[To be done]
Return all lines where the word "subtitle" can be found.

[Data provided]
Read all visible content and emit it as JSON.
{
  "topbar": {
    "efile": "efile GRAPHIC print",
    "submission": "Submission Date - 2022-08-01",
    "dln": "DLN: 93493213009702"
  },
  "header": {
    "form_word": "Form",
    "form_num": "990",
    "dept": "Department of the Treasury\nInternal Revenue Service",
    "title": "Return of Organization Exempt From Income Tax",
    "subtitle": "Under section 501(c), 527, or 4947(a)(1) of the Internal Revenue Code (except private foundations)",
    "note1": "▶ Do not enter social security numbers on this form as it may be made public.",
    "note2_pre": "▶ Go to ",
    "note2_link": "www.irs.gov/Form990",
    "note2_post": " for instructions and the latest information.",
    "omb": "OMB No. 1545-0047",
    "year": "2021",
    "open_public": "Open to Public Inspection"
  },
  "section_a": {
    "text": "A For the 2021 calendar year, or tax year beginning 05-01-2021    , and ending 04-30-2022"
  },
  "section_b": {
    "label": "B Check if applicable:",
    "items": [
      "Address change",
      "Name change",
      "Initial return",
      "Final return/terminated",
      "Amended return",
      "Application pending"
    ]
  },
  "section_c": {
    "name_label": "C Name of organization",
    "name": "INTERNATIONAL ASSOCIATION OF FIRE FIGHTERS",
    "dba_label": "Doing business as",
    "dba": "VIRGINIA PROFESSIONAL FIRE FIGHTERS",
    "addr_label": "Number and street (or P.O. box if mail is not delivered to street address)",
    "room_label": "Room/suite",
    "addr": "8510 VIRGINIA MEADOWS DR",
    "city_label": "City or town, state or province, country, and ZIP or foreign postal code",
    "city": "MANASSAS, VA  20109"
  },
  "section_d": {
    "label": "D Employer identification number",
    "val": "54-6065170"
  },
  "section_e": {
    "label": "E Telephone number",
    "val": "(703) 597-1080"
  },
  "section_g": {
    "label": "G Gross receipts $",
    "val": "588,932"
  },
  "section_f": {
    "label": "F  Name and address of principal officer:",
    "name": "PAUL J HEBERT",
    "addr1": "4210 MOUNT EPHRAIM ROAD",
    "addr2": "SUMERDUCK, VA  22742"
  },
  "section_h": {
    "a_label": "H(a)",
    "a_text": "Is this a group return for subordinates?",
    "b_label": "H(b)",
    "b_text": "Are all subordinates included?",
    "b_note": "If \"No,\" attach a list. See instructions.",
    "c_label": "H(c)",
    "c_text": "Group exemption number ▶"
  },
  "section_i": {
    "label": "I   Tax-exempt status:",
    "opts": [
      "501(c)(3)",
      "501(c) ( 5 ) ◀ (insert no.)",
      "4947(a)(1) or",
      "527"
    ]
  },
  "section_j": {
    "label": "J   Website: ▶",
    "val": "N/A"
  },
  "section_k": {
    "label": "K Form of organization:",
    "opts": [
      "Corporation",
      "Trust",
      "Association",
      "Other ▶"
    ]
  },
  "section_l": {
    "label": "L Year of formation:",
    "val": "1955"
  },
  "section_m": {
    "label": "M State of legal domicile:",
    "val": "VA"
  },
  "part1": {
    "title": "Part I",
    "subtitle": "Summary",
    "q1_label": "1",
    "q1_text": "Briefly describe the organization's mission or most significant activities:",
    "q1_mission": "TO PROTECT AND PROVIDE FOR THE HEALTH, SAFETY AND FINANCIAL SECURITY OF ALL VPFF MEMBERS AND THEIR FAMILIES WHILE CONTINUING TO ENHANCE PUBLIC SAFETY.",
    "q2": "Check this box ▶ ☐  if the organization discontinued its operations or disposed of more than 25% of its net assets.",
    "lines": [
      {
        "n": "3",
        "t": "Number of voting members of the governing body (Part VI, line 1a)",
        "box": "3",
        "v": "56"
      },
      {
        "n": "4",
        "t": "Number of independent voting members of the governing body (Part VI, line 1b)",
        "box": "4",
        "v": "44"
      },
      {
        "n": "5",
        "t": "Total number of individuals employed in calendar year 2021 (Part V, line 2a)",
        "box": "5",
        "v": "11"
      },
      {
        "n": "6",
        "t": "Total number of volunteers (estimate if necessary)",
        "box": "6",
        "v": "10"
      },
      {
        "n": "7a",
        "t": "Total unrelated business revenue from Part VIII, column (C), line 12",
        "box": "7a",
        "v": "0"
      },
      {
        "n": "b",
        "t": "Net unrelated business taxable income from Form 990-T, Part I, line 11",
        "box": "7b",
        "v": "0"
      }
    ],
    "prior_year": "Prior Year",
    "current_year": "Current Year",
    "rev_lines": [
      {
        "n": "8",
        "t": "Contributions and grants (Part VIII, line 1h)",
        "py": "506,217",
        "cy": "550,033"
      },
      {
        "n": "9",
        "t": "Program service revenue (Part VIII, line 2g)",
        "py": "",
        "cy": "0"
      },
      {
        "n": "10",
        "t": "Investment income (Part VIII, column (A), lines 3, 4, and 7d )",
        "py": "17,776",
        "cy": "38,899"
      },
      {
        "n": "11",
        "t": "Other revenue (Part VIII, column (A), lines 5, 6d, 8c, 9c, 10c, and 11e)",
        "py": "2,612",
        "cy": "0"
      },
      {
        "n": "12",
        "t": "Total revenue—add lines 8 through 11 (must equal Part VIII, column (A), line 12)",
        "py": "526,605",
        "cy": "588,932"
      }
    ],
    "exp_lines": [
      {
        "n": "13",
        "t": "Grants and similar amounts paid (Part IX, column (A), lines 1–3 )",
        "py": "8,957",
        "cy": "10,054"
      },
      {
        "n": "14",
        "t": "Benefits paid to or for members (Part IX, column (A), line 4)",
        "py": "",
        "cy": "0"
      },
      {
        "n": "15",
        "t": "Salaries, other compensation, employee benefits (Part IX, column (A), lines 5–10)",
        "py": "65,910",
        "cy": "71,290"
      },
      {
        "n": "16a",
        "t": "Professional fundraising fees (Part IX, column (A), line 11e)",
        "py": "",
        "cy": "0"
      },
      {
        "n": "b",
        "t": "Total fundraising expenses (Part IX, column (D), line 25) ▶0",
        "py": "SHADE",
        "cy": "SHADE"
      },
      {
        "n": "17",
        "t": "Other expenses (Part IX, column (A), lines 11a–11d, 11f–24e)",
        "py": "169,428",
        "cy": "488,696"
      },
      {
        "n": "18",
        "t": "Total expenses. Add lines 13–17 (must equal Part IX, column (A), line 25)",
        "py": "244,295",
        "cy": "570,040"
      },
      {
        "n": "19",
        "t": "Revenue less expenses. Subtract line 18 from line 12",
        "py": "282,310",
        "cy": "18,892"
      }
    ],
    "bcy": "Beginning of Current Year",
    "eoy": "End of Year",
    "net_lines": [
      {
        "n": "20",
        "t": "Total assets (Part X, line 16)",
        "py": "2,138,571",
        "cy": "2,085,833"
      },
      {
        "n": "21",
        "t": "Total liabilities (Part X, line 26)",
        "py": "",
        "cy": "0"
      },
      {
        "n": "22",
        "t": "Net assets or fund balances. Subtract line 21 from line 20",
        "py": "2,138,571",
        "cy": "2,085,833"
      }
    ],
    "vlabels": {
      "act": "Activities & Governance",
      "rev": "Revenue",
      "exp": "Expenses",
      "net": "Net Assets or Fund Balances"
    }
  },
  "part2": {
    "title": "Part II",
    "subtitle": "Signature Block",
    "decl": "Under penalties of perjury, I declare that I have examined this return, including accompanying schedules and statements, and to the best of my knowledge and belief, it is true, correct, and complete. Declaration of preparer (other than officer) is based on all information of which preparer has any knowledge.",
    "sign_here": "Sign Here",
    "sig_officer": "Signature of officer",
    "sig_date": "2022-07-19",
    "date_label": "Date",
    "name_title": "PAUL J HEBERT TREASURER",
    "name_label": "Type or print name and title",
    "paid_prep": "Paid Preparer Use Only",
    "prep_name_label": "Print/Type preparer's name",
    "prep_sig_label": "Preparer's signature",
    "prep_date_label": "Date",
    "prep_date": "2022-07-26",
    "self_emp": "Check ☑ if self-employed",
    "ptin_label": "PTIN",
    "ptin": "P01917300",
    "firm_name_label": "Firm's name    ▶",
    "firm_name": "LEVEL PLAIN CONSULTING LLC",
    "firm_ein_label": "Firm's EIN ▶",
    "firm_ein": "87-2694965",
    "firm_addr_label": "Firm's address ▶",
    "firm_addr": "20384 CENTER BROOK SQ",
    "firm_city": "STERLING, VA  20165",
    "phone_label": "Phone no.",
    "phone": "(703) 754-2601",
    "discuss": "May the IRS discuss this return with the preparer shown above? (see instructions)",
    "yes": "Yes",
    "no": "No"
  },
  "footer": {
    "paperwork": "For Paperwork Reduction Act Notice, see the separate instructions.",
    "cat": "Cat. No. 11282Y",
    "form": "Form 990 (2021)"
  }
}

[Task result]
    "subtitle": "Under section 501(c), 527, or 4947(a)(1) of the Internal Revenue Code (except private foundations)",
    "subtitle": "Summary",
    "subtitle": "Signature Block",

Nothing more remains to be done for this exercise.